Items listed in a dataset:
::::

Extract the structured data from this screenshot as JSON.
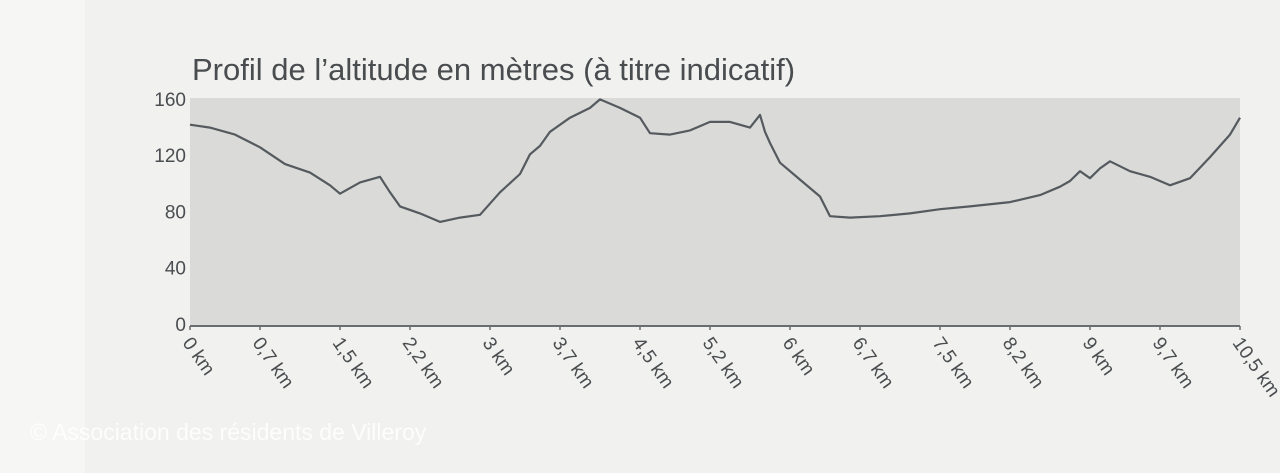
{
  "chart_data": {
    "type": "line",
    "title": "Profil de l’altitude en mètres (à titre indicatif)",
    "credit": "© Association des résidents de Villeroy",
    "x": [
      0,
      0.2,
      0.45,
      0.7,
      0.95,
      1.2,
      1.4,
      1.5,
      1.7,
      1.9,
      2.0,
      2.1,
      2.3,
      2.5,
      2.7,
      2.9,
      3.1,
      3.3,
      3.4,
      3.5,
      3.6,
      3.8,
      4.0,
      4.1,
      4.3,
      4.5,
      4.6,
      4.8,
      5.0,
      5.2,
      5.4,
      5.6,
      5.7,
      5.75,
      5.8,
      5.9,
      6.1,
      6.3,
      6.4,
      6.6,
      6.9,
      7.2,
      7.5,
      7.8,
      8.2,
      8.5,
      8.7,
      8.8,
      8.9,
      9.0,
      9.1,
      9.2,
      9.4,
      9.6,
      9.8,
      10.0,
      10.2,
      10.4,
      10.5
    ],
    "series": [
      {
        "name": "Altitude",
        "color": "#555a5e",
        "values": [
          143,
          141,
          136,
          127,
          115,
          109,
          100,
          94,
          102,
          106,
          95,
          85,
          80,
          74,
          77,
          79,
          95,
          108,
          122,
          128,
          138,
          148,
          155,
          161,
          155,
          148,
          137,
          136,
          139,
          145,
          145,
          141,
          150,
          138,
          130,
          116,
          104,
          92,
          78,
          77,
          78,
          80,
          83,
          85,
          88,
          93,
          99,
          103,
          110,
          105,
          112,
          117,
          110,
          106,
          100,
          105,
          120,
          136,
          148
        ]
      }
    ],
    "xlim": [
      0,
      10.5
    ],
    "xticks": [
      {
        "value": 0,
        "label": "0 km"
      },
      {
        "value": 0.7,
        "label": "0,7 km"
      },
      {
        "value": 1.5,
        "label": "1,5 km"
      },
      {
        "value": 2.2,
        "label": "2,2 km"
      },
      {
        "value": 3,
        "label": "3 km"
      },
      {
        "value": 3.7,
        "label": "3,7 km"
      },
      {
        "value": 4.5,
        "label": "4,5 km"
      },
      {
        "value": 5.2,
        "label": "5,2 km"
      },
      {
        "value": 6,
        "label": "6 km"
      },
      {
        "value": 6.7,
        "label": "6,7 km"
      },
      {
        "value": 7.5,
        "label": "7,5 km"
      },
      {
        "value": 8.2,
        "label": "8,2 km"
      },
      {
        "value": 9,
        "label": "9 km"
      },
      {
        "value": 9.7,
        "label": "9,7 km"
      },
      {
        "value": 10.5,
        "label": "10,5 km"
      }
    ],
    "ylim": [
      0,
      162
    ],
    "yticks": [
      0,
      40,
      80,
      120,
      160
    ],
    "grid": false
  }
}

::::

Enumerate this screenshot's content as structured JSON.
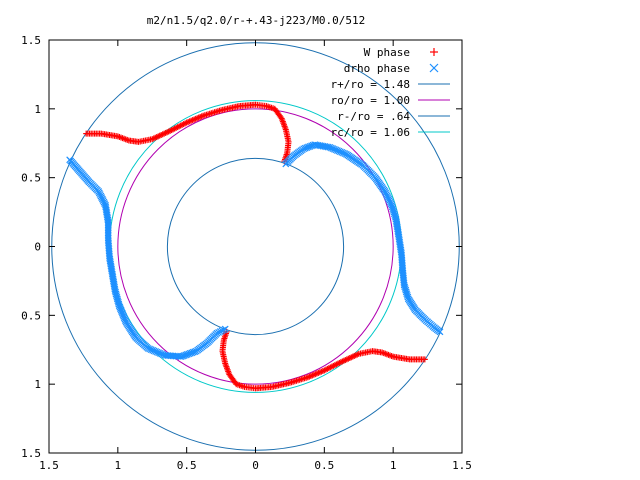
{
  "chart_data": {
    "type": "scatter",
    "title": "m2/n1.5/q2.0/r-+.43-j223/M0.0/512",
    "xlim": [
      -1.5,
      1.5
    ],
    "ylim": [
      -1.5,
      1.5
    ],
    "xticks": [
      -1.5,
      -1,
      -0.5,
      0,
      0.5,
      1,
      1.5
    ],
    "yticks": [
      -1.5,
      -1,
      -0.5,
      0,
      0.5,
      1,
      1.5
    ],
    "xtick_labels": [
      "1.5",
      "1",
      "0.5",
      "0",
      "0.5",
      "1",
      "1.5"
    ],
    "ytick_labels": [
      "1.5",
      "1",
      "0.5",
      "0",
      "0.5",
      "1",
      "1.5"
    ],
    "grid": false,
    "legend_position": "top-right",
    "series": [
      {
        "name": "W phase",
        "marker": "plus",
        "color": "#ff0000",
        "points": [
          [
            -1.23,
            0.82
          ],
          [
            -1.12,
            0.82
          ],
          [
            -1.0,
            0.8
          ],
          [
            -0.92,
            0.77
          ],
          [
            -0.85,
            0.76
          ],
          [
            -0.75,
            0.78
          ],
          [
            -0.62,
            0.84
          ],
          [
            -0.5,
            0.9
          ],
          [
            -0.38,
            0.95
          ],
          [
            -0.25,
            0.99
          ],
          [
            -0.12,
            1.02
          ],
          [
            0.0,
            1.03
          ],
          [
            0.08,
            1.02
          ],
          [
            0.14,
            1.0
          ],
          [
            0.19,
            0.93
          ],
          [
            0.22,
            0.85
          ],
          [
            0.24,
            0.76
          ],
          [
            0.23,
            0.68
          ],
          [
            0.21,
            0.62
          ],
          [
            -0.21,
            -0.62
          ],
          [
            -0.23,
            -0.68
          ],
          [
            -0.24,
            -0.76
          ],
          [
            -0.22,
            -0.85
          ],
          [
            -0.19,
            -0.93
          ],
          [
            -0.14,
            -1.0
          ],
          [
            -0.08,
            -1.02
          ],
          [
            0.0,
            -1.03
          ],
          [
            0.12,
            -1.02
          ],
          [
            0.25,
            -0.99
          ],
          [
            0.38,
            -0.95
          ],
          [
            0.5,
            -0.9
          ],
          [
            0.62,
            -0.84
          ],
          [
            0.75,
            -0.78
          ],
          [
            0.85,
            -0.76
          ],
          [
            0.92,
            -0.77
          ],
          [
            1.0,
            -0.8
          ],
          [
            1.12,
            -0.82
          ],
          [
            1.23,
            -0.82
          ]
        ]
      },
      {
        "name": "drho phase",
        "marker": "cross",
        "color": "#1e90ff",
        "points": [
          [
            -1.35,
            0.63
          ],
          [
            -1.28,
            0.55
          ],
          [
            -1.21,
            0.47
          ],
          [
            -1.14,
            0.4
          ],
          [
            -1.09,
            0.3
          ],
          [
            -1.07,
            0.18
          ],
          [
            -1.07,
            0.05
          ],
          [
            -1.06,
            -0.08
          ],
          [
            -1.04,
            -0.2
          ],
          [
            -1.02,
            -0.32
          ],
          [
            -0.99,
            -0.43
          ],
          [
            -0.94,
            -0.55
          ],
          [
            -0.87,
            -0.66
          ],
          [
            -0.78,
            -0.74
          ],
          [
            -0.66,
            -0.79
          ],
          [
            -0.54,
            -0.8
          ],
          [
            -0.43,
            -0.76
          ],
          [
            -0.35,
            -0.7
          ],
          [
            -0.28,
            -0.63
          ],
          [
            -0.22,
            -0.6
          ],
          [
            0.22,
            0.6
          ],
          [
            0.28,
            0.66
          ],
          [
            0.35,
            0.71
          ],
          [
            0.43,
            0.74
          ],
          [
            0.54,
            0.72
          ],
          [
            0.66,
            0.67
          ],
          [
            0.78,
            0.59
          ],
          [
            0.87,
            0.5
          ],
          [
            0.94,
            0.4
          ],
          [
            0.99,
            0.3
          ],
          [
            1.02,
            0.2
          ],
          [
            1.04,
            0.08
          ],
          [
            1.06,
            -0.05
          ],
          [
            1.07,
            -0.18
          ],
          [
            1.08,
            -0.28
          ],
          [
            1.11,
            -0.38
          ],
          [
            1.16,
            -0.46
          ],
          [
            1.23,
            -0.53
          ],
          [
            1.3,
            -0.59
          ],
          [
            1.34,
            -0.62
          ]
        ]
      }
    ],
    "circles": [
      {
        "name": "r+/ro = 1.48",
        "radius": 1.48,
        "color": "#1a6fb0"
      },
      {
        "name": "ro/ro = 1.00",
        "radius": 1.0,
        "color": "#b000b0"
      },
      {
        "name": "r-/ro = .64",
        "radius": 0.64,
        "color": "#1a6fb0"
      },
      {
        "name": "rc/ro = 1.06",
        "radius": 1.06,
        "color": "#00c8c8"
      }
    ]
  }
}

::::

### [What needs to be done]
Identify the lines of the data that contain the word "name". Copy each of them.

### [Reply]
        "name": "Altitude",
        "name": "W phase",
        "name": "drho phase",
        "name": "r+/ro = 1.48",
        "name": "ro/ro = 1.00",
        "name": "r-/ro = .64",
        "name": "rc/ro = 1.06",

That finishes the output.